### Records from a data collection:
════════════════════

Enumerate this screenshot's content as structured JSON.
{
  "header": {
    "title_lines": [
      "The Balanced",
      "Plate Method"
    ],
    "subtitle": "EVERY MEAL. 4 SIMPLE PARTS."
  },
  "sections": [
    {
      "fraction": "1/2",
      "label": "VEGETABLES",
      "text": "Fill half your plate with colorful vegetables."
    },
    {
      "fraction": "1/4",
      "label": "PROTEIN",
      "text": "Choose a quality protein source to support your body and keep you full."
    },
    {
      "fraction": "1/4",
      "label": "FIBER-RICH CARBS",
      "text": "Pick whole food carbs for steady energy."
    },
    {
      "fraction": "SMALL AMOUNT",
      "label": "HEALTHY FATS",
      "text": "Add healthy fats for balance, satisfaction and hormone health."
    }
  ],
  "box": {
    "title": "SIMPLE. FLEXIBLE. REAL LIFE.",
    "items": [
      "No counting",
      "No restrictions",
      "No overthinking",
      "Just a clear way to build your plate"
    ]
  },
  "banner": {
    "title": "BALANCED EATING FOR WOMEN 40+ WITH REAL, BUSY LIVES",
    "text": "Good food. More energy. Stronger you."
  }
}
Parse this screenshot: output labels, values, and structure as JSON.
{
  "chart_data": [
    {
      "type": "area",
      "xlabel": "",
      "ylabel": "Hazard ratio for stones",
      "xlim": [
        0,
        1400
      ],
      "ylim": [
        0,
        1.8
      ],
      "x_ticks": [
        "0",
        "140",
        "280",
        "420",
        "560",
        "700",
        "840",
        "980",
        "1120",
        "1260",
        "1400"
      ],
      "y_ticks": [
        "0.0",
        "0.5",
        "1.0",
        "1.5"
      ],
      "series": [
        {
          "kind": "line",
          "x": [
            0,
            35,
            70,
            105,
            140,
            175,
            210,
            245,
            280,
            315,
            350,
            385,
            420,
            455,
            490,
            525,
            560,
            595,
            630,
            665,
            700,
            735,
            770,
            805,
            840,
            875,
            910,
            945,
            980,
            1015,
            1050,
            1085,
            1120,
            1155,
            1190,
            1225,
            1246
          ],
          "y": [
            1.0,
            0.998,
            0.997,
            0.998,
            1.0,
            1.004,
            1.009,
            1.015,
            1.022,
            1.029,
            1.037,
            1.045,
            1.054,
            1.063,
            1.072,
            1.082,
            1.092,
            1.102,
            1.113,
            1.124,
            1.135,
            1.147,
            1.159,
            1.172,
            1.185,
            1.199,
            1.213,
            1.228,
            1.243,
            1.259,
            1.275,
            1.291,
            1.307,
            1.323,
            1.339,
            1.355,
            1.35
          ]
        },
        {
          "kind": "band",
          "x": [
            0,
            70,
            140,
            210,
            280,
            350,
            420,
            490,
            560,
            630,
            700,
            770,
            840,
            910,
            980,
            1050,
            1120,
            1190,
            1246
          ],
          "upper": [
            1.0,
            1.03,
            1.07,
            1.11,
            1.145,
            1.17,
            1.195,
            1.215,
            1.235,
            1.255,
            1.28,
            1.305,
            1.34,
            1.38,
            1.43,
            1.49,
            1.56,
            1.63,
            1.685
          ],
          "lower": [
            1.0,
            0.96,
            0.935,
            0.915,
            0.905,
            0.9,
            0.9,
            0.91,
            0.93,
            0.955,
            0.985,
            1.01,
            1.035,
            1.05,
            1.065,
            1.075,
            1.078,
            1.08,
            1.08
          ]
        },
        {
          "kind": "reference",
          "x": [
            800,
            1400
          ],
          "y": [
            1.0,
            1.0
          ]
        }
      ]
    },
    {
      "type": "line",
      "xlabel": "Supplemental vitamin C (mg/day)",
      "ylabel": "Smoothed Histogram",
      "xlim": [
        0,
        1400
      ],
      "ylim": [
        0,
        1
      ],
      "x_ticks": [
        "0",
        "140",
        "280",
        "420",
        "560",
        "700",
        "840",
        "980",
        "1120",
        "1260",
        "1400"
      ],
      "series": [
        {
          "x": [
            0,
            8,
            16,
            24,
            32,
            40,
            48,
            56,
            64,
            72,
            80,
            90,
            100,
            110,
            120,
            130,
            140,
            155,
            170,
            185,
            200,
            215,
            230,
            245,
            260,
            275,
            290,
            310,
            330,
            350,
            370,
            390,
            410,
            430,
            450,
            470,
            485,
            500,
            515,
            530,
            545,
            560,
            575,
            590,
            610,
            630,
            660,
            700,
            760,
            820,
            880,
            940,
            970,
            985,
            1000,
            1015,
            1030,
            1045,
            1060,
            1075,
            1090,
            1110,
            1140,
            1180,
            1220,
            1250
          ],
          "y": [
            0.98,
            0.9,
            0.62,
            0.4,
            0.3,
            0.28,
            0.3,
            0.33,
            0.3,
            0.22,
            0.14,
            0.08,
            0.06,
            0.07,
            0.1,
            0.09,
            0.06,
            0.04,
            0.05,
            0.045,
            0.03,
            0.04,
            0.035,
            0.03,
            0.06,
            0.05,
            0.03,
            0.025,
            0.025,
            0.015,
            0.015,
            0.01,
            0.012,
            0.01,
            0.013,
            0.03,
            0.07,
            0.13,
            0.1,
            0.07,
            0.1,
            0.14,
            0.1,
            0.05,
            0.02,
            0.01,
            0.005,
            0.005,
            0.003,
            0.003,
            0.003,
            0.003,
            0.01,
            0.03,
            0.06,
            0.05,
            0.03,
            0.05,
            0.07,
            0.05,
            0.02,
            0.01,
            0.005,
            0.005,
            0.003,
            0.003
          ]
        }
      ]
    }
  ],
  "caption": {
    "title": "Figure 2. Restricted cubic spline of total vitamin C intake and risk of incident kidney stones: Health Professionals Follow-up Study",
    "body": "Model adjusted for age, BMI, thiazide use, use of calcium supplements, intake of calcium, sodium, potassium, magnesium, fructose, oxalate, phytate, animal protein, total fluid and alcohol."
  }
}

════════════════════

### YOUR OBJECTIVE:
Print the data in full. Match it exactly.

### ANSWER SPACE:
Enumerate this screenshot's content as structured JSON.
{
  "header": {
    "title_lines": [
      "The Balanced",
      "Plate Method"
    ],
    "subtitle": "EVERY MEAL. 4 SIMPLE PARTS."
  },
  "sections": [
    {
      "fraction": "1/2",
      "label": "VEGETABLES",
      "text": "Fill half your plate with colorful vegetables."
    },
    {
      "fraction": "1/4",
      "label": "PROTEIN",
      "text": "Choose a quality protein source to support your body and keep you full."
    },
    {
      "fraction": "1/4",
      "label": "FIBER-RICH CARBS",
      "text": "Pick whole food carbs for steady energy."
    },
    {
      "fraction": "SMALL AMOUNT",
      "label": "HEALTHY FATS",
      "text": "Add healthy fats for balance, satisfaction and hormone health."
    }
  ],
  "box": {
    "title": "SIMPLE. FLEXIBLE. REAL LIFE.",
    "items": [
      "No counting",
      "No restrictions",
      "No overthinking",
      "Just a clear way to build your plate"
    ]
  },
  "banner": {
    "title": "BALANCED EATING FOR WOMEN 40+ WITH REAL, BUSY LIVES",
    "text": "Good food. More energy. Stronger you."
  }
}
Parse this screenshot: output labels, values, and structure as JSON.
{
  "chart_data": [
    {
      "type": "area",
      "xlabel": "",
      "ylabel": "Hazard ratio for stones",
      "xlim": [
        0,
        1400
      ],
      "ylim": [
        0,
        1.8
      ],
      "x_ticks": [
        "0",
        "140",
        "280",
        "420",
        "560",
        "700",
        "840",
        "980",
        "1120",
        "1260",
        "1400"
      ],
      "y_ticks": [
        "0.0",
        "0.5",
        "1.0",
        "1.5"
      ],
      "series": [
        {
          "kind": "line",
          "x": [
            0,
            35,
            70,
            105,
            140,
            175,
            210,
            245,
            280,
            315,
            350,
            385,
            420,
            455,
            490,
            525,
            560,
            595,
            630,
            665,
            700,
            735,
            770,
            805,
            840,
            875,
            910,
            945,
            980,
            1015,
            1050,
            1085,
            1120,
            1155,
            1190,
            1225,
            1246
          ],
          "y": [
            1.0,
            0.998,
            0.997,
            0.998,
            1.0,
            1.004,
            1.009,
            1.015,
            1.022,
            1.029,
            1.037,
            1.045,
            1.054,
            1.063,
            1.072,
            1.082,
            1.092,
            1.102,
            1.113,
            1.124,
            1.135,
            1.147,
            1.159,
            1.172,
            1.185,
            1.199,
            1.213,
            1.228,
            1.243,
            1.259,
            1.275,
            1.291,
            1.307,
            1.323,
            1.339,
            1.355,
            1.35
          ]
        },
        {
          "kind": "band",
          "x": [
            0,
            70,
            140,
            210,
            280,
            350,
            420,
            490,
            560,
            630,
            700,
            770,
            840,
            910,
            980,
            1050,
            1120,
            1190,
            1246
          ],
          "upper": [
            1.0,
            1.03,
            1.07,
            1.11,
            1.145,
            1.17,
            1.195,
            1.215,
            1.235,
            1.255,
            1.28,
            1.305,
            1.34,
            1.38,
            1.43,
            1.49,
            1.56,
            1.63,
            1.685
          ],
          "lower": [
            1.0,
            0.96,
            0.935,
            0.915,
            0.905,
            0.9,
            0.9,
            0.91,
            0.93,
            0.955,
            0.985,
            1.01,
            1.035,
            1.05,
            1.065,
            1.075,
            1.078,
            1.08,
            1.08
          ]
        },
        {
          "kind": "reference",
          "x": [
            800,
            1400
          ],
          "y": [
            1.0,
            1.0
          ]
        }
      ]
    },
    {
      "type": "line",
      "xlabel": "Supplemental vitamin C (mg/day)",
      "ylabel": "Smoothed Histogram",
      "xlim": [
        0,
        1400
      ],
      "ylim": [
        0,
        1
      ],
      "x_ticks": [
        "0",
        "140",
        "280",
        "420",
        "560",
        "700",
        "840",
        "980",
        "1120",
        "1260",
        "1400"
      ],
      "series": [
        {
          "x": [
            0,
            8,
            16,
            24,
            32,
            40,
            48,
            56,
            64,
            72,
            80,
            90,
            100,
            110,
            120,
            130,
            140,
            155,
            170,
            185,
            200,
            215,
            230,
            245,
            260,
            275,
            290,
            310,
            330,
            350,
            370,
            390,
            410,
            430,
            450,
            470,
            485,
            500,
            515,
            530,
            545,
            560,
            575,
            590,
            610,
            630,
            660,
            700,
            760,
            820,
            880,
            940,
            970,
            985,
            1000,
            1015,
            1030,
            1045,
            1060,
            1075,
            1090,
            1110,
            1140,
            1180,
            1220,
            1250
          ],
          "y": [
            0.98,
            0.9,
            0.62,
            0.4,
            0.3,
            0.28,
            0.3,
            0.33,
            0.3,
            0.22,
            0.14,
            0.08,
            0.06,
            0.07,
            0.1,
            0.09,
            0.06,
            0.04,
            0.05,
            0.045,
            0.03,
            0.04,
            0.035,
            0.03,
            0.06,
            0.05,
            0.03,
            0.025,
            0.025,
            0.015,
            0.015,
            0.01,
            0.012,
            0.01,
            0.013,
            0.03,
            0.07,
            0.13,
            0.1,
            0.07,
            0.1,
            0.14,
            0.1,
            0.05,
            0.02,
            0.01,
            0.005,
            0.005,
            0.003,
            0.003,
            0.003,
            0.003,
            0.01,
            0.03,
            0.06,
            0.05,
            0.03,
            0.05,
            0.07,
            0.05,
            0.02,
            0.01,
            0.005,
            0.005,
            0.003,
            0.003
          ]
        }
      ]
    }
  ],
  "caption": {
    "title": "Figure 2. Restricted cubic spline of total vitamin C intake and risk of incident kidney stones: Health Professionals Follow-up Study",
    "body": "Model adjusted for age, BMI, thiazide use, use of calcium supplements, intake of calcium, sodium, potassium, magnesium, fructose, oxalate, phytate, animal protein, total fluid and alcohol."
  }
}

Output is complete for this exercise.